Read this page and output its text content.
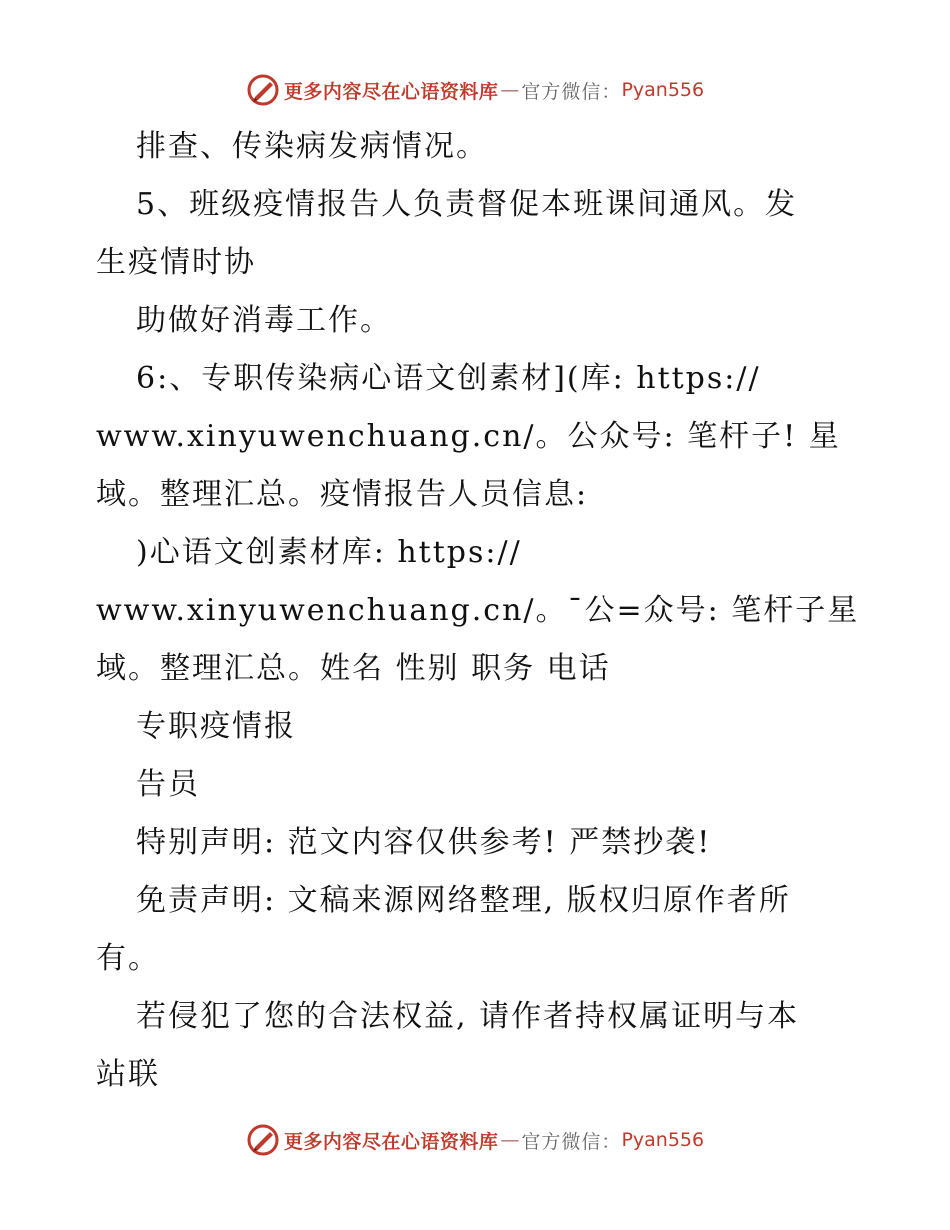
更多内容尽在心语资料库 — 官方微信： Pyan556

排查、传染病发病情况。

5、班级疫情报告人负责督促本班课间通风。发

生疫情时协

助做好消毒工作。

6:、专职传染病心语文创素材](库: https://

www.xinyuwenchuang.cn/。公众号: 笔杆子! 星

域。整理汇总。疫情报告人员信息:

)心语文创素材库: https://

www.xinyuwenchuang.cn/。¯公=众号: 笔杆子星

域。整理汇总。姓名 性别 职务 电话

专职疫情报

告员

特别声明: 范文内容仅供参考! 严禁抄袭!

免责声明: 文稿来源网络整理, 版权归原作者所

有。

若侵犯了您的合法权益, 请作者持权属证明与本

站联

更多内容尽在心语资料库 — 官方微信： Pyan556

==

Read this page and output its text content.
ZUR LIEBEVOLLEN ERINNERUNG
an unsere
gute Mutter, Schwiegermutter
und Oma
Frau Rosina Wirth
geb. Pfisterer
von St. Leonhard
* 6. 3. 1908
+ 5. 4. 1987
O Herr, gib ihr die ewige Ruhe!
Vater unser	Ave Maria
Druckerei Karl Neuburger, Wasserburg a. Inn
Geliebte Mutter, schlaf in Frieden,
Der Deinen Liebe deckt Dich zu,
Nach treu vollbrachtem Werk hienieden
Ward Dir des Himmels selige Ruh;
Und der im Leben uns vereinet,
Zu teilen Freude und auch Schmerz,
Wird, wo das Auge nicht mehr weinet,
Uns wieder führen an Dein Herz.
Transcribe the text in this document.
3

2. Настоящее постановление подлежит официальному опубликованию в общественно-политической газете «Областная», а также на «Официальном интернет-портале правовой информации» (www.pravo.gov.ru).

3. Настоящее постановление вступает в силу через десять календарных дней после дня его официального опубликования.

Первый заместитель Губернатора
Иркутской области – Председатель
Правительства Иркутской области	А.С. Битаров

...

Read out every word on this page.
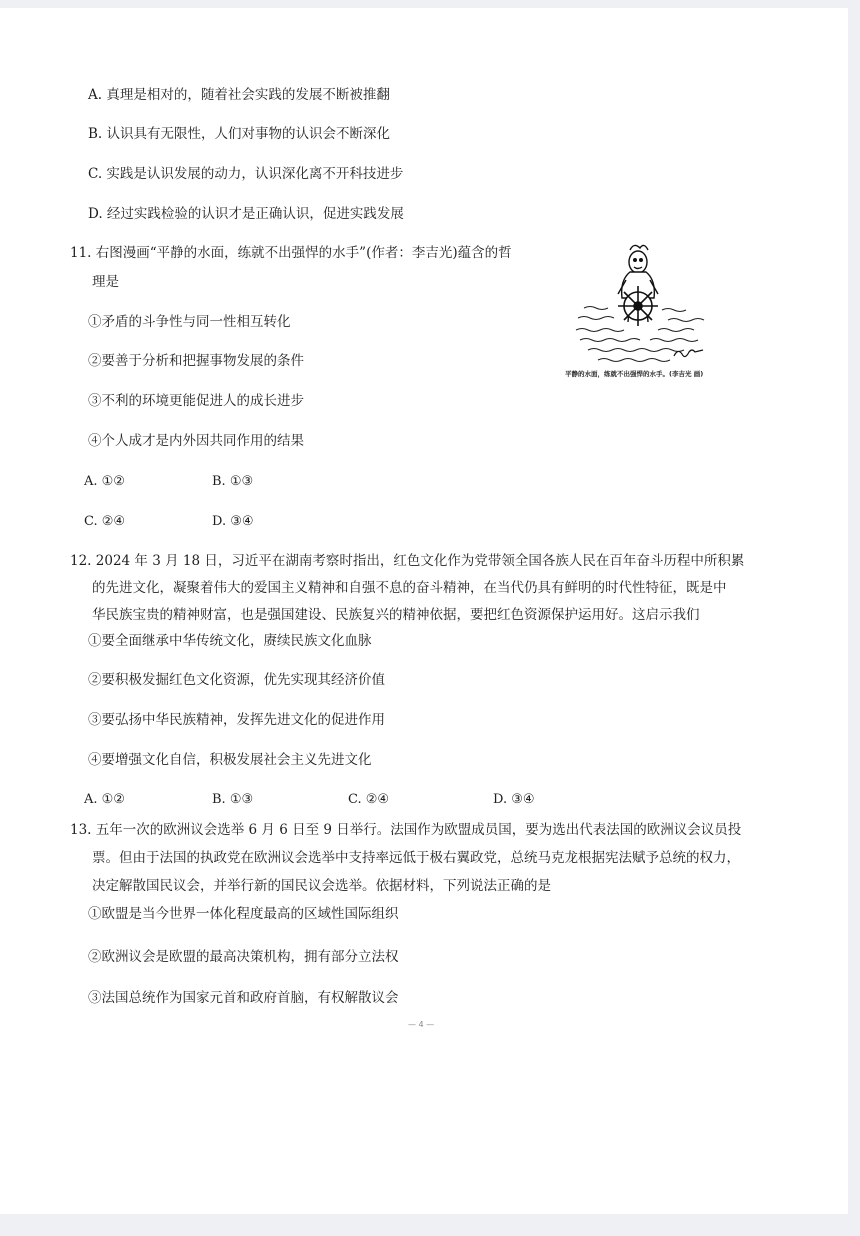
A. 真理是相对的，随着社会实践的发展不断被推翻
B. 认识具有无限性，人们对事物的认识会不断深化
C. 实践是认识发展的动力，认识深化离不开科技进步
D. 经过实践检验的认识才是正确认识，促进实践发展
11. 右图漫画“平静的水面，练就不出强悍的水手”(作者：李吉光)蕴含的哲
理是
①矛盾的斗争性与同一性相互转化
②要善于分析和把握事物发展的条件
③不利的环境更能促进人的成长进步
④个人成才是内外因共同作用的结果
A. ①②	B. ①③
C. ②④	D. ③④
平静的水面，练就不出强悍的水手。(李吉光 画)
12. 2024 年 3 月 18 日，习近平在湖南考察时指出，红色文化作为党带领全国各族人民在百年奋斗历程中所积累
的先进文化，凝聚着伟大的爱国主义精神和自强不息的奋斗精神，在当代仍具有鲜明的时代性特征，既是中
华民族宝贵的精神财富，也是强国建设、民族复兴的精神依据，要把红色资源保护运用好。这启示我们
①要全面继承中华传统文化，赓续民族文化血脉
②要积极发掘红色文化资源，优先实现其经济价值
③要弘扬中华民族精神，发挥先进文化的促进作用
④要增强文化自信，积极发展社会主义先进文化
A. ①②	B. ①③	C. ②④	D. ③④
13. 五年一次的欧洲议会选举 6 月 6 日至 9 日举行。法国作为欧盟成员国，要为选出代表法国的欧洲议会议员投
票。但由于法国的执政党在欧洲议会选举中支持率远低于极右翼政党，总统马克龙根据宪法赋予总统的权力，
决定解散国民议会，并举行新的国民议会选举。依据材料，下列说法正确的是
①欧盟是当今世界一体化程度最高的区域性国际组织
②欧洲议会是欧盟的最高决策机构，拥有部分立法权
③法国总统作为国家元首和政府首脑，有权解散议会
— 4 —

• [Given instruction]
Copy out each line of the material that holds the word "this".

• [Output below]
Read this page and output its text content.
Read this page and output its text content.
Transcribe the text in this document.
Read out every word on this page.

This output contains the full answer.